EXCERPTED RECORDS:
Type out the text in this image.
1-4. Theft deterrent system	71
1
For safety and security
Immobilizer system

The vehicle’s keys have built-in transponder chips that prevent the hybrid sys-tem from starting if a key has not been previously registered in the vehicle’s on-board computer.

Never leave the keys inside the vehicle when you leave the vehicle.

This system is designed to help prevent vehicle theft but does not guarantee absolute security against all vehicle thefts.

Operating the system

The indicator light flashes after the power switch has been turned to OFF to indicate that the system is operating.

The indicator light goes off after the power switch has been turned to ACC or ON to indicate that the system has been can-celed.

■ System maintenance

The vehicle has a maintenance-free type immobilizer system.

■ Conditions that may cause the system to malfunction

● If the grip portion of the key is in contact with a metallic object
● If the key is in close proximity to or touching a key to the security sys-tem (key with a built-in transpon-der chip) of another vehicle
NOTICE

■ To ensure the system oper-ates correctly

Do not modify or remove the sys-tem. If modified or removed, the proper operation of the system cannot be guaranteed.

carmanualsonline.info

* * *

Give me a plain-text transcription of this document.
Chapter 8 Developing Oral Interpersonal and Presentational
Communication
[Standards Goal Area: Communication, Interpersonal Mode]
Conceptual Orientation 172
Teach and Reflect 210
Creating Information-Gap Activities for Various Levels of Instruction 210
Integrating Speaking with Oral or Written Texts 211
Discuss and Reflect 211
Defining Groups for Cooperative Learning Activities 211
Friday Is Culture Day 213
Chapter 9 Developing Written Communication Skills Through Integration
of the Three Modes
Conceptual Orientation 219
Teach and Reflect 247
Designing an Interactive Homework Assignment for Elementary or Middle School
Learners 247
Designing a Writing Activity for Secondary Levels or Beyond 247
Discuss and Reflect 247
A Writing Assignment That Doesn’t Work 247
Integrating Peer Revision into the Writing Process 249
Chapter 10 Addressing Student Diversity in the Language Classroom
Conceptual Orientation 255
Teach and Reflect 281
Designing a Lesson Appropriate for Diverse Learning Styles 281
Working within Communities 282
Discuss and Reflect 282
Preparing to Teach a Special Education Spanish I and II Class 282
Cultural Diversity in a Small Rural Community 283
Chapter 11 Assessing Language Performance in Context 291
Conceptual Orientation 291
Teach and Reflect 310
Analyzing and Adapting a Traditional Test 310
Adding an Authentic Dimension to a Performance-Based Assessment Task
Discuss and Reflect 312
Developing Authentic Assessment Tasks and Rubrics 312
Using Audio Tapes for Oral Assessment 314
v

EXERCISE DESCRIPTION: Return each line where "prevent" shows up.

CORRECT RESULT:
The vehicle’s keys have built-in transponder chips that prevent the hybrid sys-tem from starting if a key has not been previously registered in the vehicle’s on-board computer.
This system is designed to help prevent vehicle theft but does not guarantee absolute security against all vehicle thefts.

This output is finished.